Gather, from the data below, each line in which the word "JSON" occurs.

────

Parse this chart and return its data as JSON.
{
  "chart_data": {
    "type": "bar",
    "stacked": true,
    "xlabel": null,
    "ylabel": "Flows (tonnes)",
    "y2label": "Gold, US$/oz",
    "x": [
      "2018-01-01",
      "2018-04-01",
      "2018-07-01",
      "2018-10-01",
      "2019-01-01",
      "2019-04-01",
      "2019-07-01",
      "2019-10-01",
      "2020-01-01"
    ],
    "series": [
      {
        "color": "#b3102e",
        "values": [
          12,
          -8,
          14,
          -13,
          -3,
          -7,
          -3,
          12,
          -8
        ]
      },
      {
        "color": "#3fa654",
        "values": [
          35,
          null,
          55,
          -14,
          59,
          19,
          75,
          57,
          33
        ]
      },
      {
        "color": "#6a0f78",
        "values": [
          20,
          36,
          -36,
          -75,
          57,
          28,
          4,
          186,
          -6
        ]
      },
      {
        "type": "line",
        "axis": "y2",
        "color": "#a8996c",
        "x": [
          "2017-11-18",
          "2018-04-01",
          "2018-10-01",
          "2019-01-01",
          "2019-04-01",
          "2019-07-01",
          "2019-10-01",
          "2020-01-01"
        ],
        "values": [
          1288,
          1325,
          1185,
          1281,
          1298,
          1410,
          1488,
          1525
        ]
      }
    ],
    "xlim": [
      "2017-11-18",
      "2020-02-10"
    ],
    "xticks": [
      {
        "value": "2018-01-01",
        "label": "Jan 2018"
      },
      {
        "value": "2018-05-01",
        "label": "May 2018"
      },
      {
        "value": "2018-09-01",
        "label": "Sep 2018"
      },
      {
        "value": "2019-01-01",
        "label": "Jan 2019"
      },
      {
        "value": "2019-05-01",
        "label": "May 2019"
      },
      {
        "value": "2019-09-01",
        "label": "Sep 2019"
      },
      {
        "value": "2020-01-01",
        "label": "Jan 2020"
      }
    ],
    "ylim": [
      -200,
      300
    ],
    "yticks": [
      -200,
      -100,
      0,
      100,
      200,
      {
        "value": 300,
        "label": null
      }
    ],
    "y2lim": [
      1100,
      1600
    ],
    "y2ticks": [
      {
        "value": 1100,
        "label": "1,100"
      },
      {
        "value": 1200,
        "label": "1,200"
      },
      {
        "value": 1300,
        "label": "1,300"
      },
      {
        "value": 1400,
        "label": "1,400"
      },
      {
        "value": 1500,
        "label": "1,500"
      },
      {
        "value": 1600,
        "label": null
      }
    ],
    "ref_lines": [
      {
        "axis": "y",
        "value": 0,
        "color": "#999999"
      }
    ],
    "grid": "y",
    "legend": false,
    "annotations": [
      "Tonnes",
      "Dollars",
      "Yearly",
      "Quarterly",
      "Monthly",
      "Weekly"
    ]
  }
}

────

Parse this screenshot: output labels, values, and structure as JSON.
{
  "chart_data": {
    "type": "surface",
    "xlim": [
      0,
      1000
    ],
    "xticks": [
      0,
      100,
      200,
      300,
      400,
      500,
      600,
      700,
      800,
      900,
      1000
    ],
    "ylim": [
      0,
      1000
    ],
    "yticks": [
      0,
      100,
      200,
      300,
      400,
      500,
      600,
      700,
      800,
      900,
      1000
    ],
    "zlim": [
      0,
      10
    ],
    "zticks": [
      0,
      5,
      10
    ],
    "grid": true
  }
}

────

- [Response]:
Parse this chart and return its data as JSON.
Parse this screenshot: output labels, values, and structure as JSON.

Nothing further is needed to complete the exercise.